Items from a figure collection

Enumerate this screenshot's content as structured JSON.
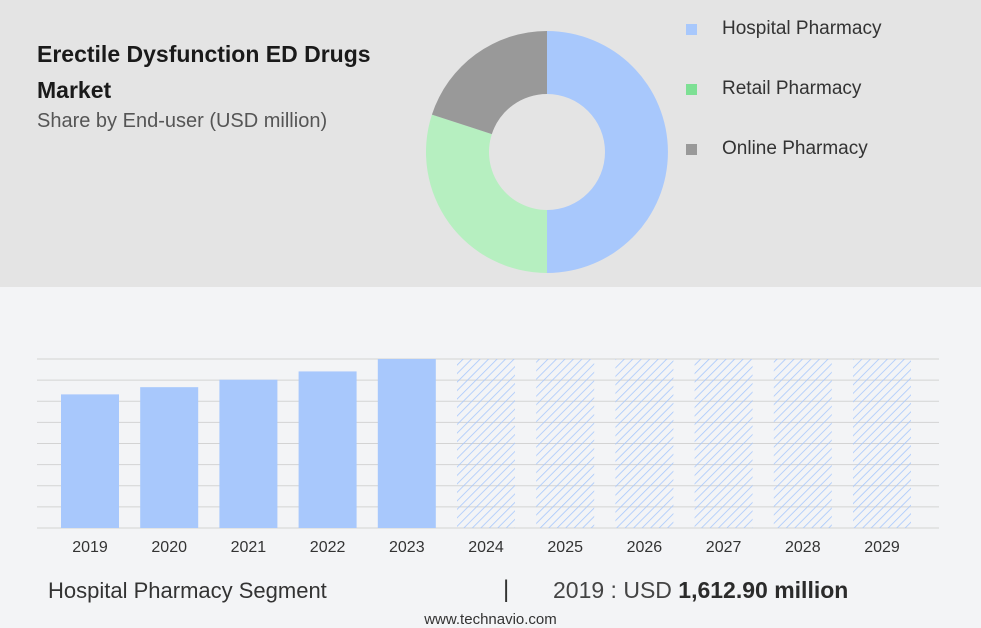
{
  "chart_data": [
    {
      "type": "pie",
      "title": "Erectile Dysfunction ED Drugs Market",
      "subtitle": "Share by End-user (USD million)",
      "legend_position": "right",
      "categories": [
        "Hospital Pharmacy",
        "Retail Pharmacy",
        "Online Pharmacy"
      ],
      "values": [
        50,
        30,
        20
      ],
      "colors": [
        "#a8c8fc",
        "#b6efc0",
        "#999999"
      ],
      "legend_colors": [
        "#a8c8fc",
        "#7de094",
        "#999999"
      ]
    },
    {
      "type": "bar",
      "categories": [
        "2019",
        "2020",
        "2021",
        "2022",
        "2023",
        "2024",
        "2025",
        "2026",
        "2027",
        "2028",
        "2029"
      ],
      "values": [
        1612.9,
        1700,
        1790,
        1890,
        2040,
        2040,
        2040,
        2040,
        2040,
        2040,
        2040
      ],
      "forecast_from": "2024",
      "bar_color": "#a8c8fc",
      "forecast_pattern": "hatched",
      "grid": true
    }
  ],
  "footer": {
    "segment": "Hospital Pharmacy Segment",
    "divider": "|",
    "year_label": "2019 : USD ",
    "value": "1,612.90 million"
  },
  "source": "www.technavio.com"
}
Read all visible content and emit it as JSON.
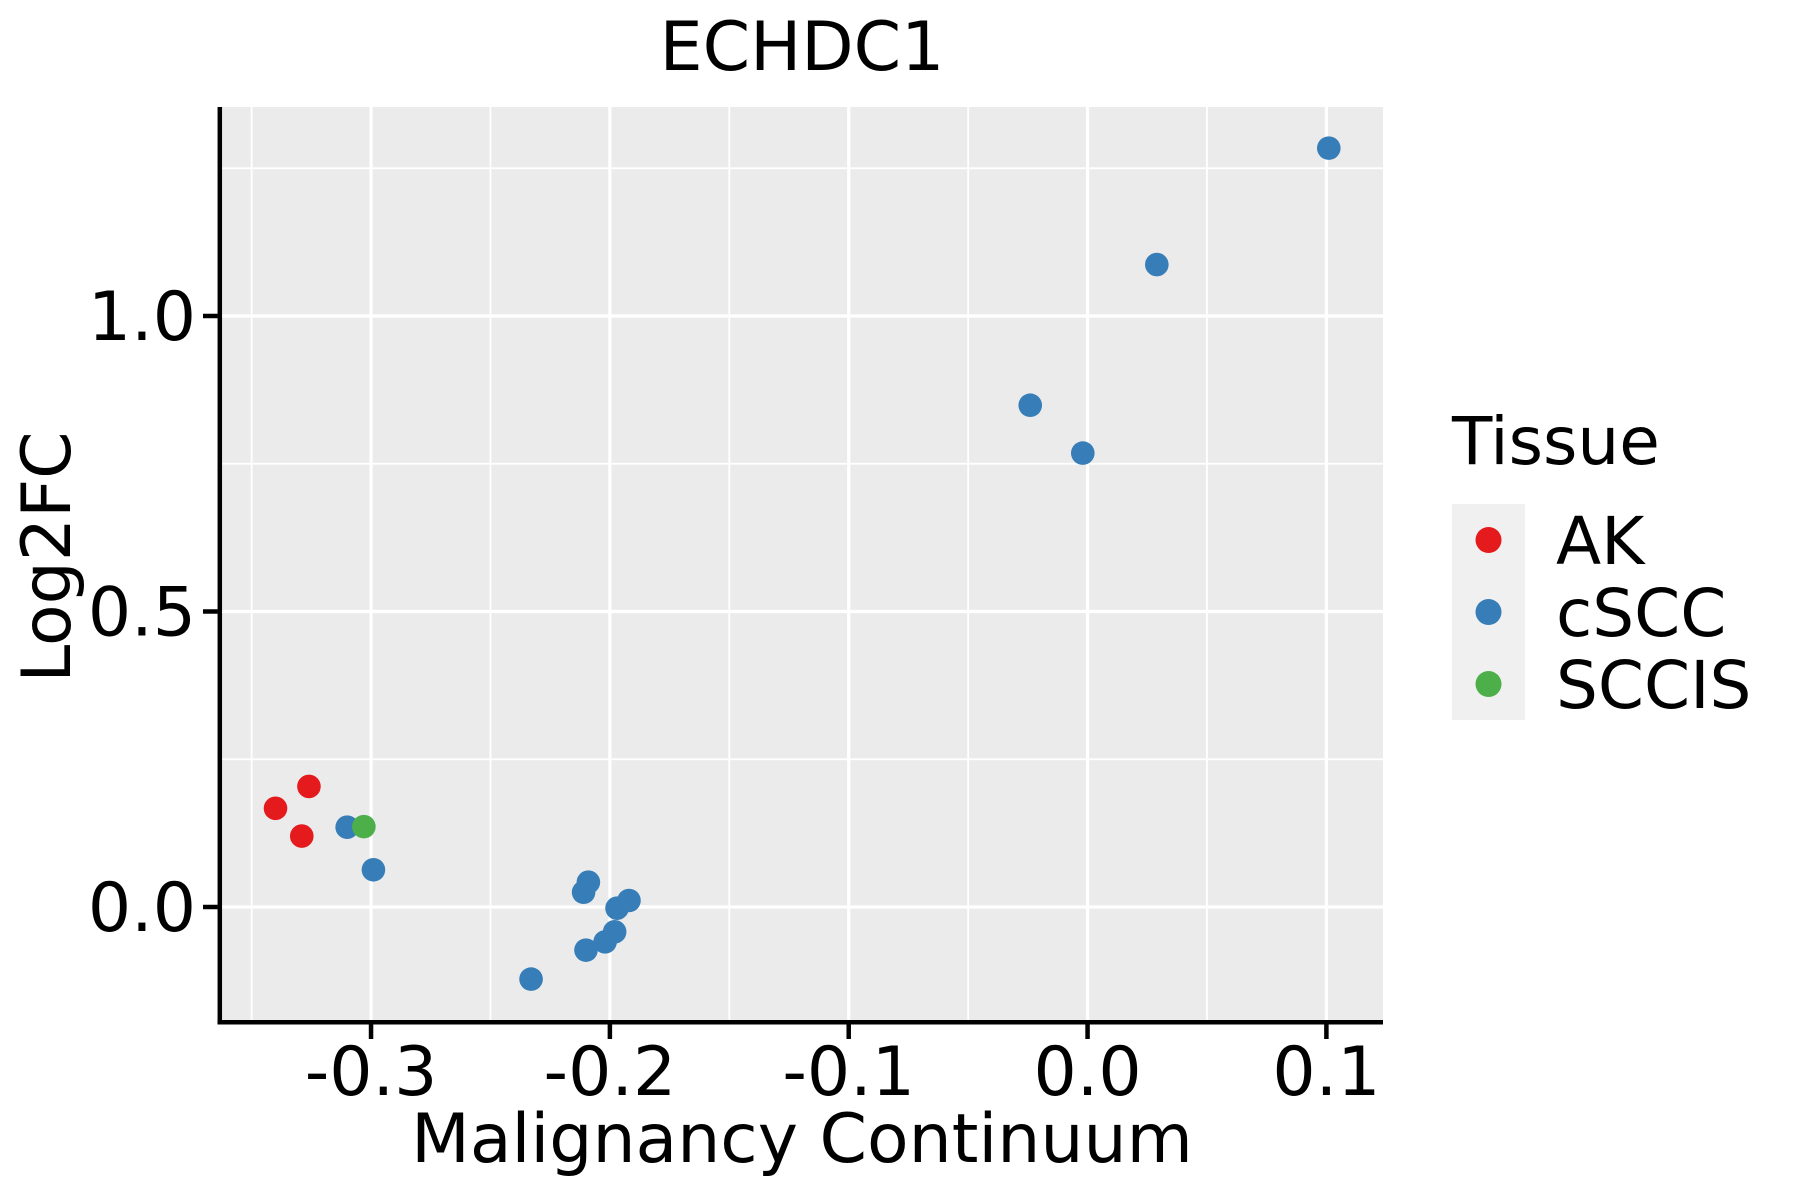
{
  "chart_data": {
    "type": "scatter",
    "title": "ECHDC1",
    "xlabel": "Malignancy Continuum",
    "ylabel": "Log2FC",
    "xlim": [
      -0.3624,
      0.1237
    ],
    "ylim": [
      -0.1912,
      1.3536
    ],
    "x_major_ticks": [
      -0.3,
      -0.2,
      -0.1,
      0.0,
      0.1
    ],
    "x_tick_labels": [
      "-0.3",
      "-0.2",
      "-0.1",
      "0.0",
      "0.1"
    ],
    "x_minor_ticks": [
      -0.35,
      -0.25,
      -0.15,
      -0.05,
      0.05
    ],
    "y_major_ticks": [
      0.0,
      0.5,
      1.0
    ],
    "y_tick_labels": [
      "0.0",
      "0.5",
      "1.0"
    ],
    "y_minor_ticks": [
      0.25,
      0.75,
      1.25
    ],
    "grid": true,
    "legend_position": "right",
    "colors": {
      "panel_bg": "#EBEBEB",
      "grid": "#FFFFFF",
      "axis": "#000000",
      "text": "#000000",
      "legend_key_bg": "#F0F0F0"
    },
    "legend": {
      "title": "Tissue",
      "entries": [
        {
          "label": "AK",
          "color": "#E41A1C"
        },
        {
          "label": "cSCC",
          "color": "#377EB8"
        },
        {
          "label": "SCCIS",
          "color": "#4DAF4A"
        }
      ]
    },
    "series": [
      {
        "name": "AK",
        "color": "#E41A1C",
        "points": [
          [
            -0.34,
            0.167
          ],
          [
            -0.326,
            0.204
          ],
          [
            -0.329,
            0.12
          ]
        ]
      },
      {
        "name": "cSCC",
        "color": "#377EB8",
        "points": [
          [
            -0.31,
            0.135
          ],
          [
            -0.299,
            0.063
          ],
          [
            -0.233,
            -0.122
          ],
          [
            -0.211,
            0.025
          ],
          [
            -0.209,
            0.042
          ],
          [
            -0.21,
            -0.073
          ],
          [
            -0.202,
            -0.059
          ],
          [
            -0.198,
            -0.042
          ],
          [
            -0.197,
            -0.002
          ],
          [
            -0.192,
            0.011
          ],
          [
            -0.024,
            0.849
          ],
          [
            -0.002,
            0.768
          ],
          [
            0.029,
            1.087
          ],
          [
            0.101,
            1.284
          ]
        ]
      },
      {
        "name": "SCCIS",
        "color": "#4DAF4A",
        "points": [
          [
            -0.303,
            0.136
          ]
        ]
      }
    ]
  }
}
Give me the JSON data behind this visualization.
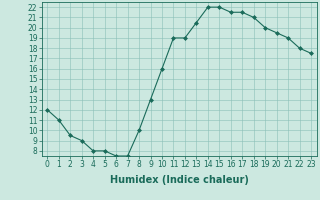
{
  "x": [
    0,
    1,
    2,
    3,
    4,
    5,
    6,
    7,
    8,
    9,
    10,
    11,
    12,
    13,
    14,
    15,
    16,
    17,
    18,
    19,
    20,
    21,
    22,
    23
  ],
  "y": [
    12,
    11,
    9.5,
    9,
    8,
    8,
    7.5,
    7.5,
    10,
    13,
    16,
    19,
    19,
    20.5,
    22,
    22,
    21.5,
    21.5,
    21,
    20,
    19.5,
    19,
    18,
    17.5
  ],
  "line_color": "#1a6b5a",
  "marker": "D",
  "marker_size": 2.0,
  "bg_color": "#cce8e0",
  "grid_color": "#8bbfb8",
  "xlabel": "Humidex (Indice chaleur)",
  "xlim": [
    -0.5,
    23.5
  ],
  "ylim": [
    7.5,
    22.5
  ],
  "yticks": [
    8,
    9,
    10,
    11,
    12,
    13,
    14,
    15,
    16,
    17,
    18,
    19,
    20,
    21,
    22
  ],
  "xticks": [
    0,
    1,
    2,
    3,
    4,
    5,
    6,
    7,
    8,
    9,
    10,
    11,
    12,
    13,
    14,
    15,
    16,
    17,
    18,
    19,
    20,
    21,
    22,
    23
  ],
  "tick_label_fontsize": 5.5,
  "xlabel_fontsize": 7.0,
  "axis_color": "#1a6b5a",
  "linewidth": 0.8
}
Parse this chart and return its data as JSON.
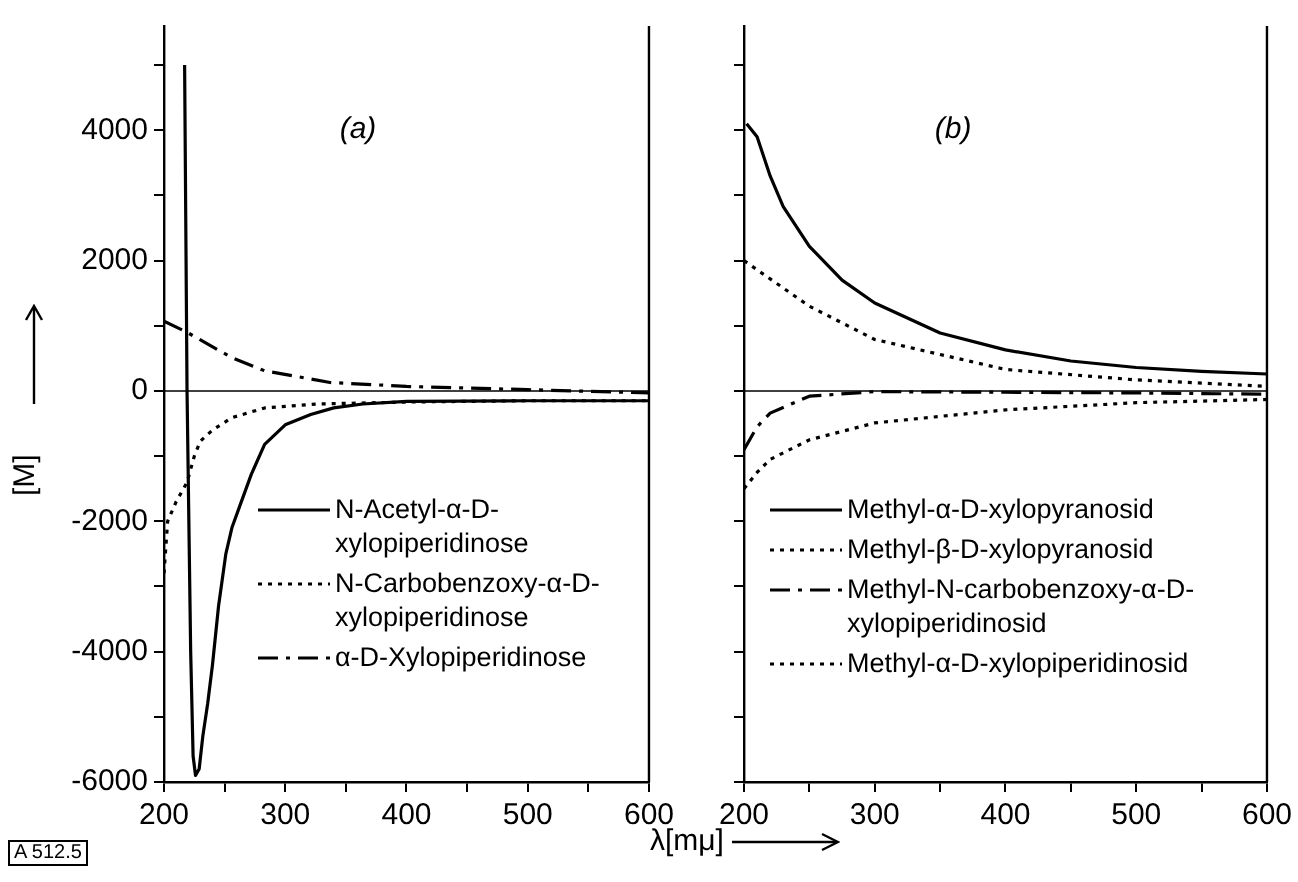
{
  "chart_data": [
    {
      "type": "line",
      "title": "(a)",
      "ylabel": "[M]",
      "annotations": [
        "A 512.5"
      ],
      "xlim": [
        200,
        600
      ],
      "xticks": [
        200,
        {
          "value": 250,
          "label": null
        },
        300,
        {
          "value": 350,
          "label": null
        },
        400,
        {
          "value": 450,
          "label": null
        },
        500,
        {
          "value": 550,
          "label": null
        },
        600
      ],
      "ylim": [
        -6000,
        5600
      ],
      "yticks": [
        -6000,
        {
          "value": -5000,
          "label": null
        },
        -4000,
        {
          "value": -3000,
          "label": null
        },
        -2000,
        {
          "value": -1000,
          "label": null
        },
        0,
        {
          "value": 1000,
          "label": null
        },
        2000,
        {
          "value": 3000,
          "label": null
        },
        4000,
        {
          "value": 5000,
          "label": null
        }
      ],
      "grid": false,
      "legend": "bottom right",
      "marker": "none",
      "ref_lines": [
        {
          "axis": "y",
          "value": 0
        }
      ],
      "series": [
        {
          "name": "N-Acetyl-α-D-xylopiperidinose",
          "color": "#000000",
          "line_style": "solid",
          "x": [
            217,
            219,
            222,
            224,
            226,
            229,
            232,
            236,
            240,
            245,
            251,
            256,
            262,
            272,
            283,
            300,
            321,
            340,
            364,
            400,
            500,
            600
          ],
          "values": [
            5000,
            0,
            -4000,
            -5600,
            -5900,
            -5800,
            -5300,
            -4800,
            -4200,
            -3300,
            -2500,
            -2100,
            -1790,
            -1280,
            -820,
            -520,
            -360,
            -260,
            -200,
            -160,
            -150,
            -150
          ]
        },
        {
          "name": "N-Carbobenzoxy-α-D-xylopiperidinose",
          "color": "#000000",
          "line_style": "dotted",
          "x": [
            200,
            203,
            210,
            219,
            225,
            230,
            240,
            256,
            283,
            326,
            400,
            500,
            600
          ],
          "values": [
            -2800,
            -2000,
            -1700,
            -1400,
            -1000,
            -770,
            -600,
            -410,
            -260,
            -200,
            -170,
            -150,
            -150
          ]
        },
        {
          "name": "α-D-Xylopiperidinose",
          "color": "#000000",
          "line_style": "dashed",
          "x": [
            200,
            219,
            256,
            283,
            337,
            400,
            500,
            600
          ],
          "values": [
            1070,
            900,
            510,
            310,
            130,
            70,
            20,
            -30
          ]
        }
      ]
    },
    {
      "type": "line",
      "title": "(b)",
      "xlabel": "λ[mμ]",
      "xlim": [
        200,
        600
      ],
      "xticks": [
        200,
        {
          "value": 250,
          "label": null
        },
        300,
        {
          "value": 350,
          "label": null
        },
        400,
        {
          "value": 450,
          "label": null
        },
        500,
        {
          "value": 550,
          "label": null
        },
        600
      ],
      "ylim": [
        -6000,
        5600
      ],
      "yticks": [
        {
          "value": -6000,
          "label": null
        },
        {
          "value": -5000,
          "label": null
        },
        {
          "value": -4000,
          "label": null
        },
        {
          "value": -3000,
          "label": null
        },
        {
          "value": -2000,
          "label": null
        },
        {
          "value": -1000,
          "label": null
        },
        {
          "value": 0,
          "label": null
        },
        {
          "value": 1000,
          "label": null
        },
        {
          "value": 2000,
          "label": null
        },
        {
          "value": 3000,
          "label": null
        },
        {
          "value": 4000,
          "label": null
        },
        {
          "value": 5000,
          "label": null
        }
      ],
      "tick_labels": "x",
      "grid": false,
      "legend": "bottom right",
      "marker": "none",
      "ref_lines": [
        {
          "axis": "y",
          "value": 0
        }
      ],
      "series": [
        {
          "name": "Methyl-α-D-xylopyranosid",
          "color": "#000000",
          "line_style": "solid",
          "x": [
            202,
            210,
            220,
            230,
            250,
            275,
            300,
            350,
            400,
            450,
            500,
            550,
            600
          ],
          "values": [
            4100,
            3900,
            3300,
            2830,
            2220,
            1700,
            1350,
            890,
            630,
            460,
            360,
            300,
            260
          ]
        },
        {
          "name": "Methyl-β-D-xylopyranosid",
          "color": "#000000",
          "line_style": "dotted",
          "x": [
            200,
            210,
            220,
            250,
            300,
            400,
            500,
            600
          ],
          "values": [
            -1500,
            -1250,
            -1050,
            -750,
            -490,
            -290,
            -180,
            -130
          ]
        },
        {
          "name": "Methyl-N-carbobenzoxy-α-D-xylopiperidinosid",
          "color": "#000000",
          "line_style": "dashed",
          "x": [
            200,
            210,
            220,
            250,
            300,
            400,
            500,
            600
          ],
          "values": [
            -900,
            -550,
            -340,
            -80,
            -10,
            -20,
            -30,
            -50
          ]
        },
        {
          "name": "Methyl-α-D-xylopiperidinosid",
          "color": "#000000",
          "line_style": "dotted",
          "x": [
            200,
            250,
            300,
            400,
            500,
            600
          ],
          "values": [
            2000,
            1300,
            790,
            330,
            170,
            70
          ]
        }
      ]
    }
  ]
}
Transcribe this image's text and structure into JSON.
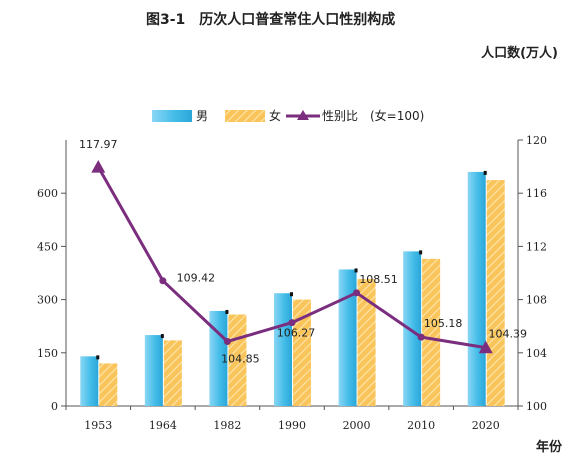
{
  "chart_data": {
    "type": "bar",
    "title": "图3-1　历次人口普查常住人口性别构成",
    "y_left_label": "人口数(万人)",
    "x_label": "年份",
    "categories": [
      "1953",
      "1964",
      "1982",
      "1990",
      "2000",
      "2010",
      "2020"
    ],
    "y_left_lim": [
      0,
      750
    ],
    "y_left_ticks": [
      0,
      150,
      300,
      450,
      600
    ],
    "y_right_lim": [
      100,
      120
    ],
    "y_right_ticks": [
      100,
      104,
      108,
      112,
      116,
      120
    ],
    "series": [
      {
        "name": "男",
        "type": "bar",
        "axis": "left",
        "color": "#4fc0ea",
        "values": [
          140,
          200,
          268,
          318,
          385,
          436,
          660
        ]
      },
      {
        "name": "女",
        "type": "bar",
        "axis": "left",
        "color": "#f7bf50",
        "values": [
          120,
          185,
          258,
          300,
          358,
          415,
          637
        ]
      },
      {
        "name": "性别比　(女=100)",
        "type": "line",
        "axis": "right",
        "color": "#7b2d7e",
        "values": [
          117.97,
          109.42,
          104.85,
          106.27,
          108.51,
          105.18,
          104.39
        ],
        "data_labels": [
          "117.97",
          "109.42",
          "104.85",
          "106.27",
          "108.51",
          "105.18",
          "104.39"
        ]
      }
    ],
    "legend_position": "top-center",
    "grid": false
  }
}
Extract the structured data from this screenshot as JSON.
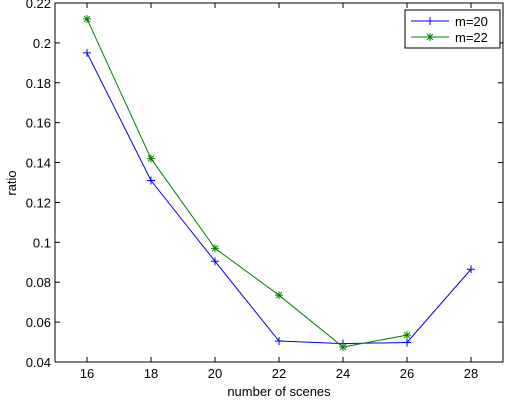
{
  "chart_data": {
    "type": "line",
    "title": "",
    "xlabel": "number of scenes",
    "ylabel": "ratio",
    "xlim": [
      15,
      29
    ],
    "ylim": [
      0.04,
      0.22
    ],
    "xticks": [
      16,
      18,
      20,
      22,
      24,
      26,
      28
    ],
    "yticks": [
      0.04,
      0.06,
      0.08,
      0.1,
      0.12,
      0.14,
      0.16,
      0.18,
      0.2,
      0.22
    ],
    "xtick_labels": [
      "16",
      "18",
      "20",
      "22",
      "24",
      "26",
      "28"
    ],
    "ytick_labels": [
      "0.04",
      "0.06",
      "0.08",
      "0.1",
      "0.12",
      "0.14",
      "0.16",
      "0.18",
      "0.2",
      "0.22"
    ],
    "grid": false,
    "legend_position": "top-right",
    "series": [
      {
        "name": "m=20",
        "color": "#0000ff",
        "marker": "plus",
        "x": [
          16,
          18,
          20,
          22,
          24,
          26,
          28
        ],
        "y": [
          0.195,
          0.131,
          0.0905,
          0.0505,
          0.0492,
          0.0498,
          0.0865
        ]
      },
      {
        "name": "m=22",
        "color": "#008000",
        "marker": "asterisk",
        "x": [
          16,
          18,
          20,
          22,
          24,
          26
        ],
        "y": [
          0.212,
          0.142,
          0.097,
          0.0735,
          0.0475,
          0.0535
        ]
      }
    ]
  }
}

■ **THE REQUEST**
Count every line of the records that holds "content". State the number, nothing else.

■ **RESULT BELOW**
2